_PROBLEM_:
Reproduce the data below, substituting "dropdown-option" for every occurrence of "suggestion-item" and leaving everything else unchanged.

-*-

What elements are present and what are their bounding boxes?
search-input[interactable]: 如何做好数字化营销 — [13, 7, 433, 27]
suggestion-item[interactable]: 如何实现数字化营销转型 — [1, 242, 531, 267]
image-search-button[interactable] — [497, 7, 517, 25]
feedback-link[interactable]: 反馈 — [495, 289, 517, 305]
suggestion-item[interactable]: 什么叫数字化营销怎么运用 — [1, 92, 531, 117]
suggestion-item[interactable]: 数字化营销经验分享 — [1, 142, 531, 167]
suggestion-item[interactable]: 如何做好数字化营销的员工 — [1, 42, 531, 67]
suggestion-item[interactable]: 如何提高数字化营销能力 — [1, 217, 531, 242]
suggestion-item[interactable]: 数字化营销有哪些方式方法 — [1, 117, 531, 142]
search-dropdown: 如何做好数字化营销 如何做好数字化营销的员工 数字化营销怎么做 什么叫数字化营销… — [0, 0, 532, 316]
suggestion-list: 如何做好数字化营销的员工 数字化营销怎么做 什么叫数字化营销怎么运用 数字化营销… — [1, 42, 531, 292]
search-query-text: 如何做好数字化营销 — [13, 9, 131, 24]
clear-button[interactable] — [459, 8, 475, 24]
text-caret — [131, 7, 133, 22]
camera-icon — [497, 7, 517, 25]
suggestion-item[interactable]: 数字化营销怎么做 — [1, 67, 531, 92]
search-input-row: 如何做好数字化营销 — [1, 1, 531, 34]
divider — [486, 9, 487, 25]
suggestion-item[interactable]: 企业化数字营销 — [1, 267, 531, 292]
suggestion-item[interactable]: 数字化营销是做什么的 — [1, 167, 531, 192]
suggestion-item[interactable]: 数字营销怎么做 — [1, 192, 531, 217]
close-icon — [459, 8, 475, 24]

-*-

_FINISHED TASK_:
What elements are present and what are their bounding boxes?
search-input[interactable]: 如何做好数字化营销 — [13, 7, 433, 27]
dropdown-option[interactable]: 如何实现数字化营销转型 — [1, 242, 531, 267]
image-search-button[interactable] — [497, 7, 517, 25]
feedback-link[interactable]: 反馈 — [495, 289, 517, 305]
dropdown-option[interactable]: 什么叫数字化营销怎么运用 — [1, 92, 531, 117]
dropdown-option[interactable]: 数字化营销经验分享 — [1, 142, 531, 167]
dropdown-option[interactable]: 如何做好数字化营销的员工 — [1, 42, 531, 67]
dropdown-option[interactable]: 如何提高数字化营销能力 — [1, 217, 531, 242]
dropdown-option[interactable]: 数字化营销有哪些方式方法 — [1, 117, 531, 142]
search-dropdown: 如何做好数字化营销 如何做好数字化营销的员工 数字化营销怎么做 什么叫数字化营销… — [0, 0, 532, 316]
suggestion-list: 如何做好数字化营销的员工 数字化营销怎么做 什么叫数字化营销怎么运用 数字化营销… — [1, 42, 531, 292]
search-query-text: 如何做好数字化营销 — [13, 9, 131, 24]
clear-button[interactable] — [459, 8, 475, 24]
text-caret — [131, 7, 133, 22]
camera-icon — [497, 7, 517, 25]
dropdown-option[interactable]: 数字化营销怎么做 — [1, 67, 531, 92]
search-input-row: 如何做好数字化营销 — [1, 1, 531, 34]
divider — [486, 9, 487, 25]
dropdown-option[interactable]: 企业化数字营销 — [1, 267, 531, 292]
dropdown-option[interactable]: 数字化营销是做什么的 — [1, 167, 531, 192]
dropdown-option[interactable]: 数字营销怎么做 — [1, 192, 531, 217]
close-icon — [459, 8, 475, 24]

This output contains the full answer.